Dataset records of document pages:
========
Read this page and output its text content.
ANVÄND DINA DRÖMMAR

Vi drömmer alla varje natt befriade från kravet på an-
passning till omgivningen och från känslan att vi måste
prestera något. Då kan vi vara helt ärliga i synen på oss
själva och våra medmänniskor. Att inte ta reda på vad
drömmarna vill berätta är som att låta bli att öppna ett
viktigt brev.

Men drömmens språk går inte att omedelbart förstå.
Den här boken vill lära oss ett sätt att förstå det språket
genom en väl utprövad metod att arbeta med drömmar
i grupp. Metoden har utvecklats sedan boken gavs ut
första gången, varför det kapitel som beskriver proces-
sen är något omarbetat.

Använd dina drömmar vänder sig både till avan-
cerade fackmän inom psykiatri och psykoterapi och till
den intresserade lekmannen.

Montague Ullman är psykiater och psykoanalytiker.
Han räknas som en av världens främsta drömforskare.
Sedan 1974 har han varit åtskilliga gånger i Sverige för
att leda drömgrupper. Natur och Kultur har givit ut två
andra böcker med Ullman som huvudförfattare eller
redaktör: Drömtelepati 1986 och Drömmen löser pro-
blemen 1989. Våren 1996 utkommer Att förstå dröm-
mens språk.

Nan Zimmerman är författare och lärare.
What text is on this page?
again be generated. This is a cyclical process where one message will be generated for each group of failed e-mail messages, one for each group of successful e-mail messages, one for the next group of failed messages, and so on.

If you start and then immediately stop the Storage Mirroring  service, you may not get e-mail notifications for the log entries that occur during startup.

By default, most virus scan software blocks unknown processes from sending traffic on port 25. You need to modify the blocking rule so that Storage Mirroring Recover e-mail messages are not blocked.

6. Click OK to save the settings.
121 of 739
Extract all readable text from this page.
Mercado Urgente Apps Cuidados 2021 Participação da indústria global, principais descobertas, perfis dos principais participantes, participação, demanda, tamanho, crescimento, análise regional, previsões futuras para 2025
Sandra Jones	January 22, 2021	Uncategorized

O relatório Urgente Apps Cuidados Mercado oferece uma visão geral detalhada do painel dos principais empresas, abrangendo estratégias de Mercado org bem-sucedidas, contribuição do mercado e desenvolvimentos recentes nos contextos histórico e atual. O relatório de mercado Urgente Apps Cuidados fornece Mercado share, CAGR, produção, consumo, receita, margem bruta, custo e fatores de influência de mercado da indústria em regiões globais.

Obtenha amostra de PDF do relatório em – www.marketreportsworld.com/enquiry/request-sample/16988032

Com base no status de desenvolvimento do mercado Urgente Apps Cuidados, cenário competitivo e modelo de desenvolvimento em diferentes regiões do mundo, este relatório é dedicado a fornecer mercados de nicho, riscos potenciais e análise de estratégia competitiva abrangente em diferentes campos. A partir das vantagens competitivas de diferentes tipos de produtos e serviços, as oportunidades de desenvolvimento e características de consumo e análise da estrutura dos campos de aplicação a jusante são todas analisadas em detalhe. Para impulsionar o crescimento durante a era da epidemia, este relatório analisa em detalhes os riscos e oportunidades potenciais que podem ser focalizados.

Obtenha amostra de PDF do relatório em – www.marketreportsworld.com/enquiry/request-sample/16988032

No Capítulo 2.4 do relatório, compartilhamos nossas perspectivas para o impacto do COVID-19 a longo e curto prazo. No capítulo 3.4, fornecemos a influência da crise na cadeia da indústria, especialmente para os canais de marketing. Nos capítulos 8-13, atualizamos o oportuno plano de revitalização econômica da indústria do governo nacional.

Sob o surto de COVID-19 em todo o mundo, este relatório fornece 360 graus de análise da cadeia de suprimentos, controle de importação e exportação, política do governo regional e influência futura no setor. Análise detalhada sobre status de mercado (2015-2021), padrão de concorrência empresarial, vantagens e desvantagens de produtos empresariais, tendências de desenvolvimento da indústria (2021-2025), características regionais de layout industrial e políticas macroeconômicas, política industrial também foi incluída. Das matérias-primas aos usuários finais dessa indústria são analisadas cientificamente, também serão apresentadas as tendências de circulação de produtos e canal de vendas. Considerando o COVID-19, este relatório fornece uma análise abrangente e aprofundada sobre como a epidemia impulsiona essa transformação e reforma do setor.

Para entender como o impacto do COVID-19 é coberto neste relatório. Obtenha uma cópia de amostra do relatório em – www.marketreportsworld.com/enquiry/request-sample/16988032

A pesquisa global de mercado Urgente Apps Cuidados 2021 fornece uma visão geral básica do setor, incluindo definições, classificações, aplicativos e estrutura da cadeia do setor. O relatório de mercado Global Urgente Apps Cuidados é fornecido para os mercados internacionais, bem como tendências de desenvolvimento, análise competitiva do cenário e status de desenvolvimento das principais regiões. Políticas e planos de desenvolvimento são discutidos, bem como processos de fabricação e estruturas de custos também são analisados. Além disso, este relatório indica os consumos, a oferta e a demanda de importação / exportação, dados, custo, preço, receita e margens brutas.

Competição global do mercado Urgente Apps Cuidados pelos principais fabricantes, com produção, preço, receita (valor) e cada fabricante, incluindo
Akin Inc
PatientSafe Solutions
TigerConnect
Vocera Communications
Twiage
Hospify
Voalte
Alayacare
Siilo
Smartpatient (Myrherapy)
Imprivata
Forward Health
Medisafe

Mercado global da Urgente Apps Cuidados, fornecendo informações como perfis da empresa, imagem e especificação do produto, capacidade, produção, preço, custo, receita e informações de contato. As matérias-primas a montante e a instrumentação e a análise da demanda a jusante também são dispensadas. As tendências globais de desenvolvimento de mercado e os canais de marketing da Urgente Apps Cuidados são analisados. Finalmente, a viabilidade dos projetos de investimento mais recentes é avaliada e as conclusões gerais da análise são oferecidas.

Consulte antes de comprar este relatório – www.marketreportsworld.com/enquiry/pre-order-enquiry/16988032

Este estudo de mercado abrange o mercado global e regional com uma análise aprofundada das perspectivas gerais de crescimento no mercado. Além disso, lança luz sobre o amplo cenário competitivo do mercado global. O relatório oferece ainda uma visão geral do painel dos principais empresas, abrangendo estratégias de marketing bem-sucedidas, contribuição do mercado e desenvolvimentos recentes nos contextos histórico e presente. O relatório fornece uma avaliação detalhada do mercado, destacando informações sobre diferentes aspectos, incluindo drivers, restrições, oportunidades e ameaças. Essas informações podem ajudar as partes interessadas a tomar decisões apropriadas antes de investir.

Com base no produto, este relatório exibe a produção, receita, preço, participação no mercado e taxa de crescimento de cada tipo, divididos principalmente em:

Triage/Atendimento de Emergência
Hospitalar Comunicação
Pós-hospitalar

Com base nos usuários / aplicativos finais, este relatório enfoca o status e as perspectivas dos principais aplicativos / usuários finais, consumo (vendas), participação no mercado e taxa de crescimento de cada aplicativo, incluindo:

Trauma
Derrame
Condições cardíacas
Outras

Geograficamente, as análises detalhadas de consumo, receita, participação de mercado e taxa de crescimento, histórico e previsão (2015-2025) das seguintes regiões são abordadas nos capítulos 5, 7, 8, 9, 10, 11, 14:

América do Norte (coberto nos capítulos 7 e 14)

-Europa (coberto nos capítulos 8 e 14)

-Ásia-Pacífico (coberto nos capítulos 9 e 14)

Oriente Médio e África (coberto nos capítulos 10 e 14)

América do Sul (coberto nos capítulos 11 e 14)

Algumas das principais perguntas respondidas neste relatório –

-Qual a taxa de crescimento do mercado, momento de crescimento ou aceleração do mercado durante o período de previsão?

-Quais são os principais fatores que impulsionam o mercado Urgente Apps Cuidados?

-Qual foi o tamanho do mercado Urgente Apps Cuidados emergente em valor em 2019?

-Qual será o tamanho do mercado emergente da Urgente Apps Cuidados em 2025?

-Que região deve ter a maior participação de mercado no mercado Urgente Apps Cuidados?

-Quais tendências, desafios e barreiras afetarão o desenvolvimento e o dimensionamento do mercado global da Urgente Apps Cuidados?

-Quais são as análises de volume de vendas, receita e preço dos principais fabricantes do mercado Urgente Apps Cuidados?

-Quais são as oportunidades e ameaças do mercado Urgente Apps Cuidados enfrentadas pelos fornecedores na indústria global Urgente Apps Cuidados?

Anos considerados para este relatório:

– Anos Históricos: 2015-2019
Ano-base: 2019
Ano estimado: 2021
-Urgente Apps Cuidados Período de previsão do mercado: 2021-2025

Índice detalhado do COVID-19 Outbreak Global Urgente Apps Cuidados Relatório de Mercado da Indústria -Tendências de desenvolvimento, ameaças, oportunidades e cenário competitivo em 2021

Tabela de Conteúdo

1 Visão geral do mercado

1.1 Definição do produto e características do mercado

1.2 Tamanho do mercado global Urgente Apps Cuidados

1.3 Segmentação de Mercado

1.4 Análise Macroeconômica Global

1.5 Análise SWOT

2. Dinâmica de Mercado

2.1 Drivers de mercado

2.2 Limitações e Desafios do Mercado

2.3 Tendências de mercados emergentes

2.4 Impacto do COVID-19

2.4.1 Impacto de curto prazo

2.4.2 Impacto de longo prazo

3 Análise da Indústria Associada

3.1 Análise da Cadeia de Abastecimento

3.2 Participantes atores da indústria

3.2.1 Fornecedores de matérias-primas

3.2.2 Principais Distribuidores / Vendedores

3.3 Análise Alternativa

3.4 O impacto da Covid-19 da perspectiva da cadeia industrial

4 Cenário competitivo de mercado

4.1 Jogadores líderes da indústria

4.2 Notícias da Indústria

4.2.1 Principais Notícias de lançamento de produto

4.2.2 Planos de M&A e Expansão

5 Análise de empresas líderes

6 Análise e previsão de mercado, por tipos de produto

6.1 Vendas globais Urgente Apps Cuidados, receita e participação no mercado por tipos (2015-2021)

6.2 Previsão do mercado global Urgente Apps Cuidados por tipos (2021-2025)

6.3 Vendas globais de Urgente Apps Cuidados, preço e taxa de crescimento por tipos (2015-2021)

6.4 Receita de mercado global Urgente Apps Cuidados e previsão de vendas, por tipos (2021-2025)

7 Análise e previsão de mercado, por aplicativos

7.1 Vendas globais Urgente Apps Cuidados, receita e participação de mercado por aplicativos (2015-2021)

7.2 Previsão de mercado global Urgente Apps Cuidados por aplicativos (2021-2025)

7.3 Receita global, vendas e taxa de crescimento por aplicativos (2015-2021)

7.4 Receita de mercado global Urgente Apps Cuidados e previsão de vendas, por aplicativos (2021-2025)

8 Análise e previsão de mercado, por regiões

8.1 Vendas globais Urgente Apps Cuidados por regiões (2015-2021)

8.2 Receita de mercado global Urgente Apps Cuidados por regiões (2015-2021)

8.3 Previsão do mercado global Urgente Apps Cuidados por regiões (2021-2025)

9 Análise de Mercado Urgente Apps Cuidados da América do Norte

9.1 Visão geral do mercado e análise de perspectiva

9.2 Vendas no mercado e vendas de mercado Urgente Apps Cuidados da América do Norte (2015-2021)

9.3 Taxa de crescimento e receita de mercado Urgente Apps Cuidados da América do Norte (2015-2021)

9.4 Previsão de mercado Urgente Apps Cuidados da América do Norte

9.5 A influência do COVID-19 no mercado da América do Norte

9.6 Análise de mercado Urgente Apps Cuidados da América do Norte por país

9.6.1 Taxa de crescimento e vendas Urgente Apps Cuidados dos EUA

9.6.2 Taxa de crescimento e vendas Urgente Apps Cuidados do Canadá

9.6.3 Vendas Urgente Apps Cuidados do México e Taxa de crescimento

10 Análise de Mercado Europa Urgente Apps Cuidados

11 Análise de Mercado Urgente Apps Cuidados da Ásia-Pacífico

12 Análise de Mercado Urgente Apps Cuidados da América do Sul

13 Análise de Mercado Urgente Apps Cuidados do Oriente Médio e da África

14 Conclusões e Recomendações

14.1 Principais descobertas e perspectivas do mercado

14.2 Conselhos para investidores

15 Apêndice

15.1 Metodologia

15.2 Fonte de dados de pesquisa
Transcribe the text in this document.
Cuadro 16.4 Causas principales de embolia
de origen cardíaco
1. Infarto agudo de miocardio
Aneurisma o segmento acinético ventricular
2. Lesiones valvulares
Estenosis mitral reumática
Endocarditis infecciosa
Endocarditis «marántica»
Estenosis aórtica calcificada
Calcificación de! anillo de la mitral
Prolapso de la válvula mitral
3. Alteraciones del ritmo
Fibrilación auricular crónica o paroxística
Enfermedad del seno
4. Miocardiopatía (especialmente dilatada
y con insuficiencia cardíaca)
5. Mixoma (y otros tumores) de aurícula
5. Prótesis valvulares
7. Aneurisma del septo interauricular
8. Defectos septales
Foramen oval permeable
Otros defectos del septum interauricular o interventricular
========
PROBLEM DETAILS: Output the lines from the one with "Transcribe the text in this document." through the end of the records above, exactly, including both ends, and nothing besides.

TASK ANSWER:
Transcribe the text in this document.
Cuadro 16.4 Causas principales de embolia
de origen cardíaco
1. Infarto agudo de miocardio
Aneurisma o segmento acinético ventricular
2. Lesiones valvulares
Estenosis mitral reumática
Endocarditis infecciosa
Endocarditis «marántica»
Estenosis aórtica calcificada
Calcificación de! anillo de la mitral
Prolapso de la válvula mitral
3. Alteraciones del ritmo
Fibrilación auricular crónica o paroxística
Enfermedad del seno
4. Miocardiopatía (especialmente dilatada
y con insuficiencia cardíaca)
5. Mixoma (y otros tumores) de aurícula
5. Prótesis valvulares
7. Aneurisma del septo interauricular
8. Defectos septales
Foramen oval permeable
Otros defectos del septum interauricular o interventricular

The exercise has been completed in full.